• [TASK DESCRIPTION] Identify each line holding the string "Department" and copy it.

□ □ □ □

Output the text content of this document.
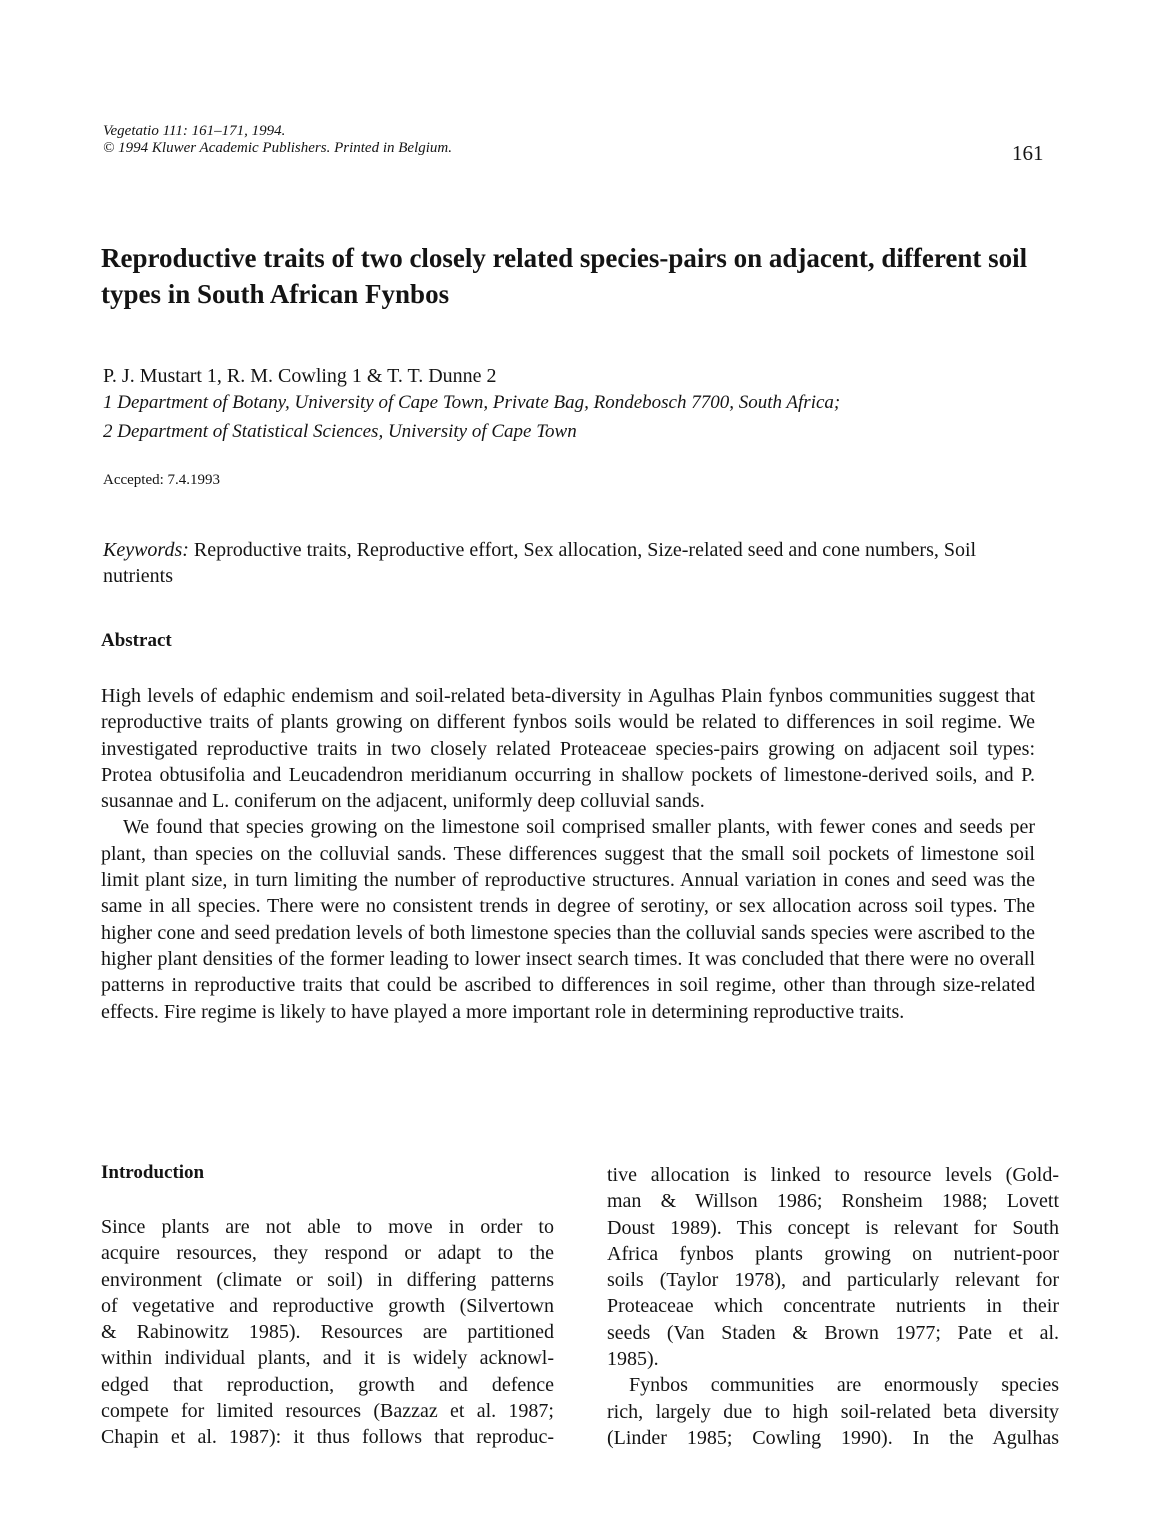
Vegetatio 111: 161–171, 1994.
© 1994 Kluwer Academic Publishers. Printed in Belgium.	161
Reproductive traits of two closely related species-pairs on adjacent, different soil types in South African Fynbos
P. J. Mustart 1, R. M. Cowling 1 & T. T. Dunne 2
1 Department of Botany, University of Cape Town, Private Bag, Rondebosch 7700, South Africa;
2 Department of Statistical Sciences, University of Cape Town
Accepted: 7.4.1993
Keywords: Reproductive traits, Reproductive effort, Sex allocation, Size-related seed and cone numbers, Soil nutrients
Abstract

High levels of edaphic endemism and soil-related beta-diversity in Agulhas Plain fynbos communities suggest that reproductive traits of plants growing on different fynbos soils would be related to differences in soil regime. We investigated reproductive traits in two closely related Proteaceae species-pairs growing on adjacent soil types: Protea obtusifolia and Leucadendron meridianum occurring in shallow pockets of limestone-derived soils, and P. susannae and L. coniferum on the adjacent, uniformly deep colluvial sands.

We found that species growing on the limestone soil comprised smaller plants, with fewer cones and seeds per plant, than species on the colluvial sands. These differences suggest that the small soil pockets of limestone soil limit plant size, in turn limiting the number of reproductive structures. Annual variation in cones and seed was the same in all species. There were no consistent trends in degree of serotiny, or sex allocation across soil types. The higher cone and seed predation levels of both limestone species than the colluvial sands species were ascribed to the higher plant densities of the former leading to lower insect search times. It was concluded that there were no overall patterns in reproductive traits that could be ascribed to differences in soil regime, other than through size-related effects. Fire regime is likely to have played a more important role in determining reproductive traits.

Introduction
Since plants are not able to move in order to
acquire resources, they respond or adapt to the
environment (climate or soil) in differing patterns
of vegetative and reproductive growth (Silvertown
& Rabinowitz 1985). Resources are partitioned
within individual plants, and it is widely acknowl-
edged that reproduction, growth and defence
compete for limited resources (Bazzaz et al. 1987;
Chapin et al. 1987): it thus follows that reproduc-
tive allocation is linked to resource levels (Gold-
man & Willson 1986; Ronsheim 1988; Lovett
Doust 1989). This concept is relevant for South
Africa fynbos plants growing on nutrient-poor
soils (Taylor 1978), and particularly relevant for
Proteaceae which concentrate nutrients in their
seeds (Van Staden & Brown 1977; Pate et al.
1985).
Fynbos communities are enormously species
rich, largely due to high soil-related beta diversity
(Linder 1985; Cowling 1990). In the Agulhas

□ □ □ □

• [EXERCISE SOLUTION]
1 Department of Botany, University of Cape Town, Private Bag, Rondebosch 7700, South Africa;
2 Department of Statistical Sciences, University of Cape Town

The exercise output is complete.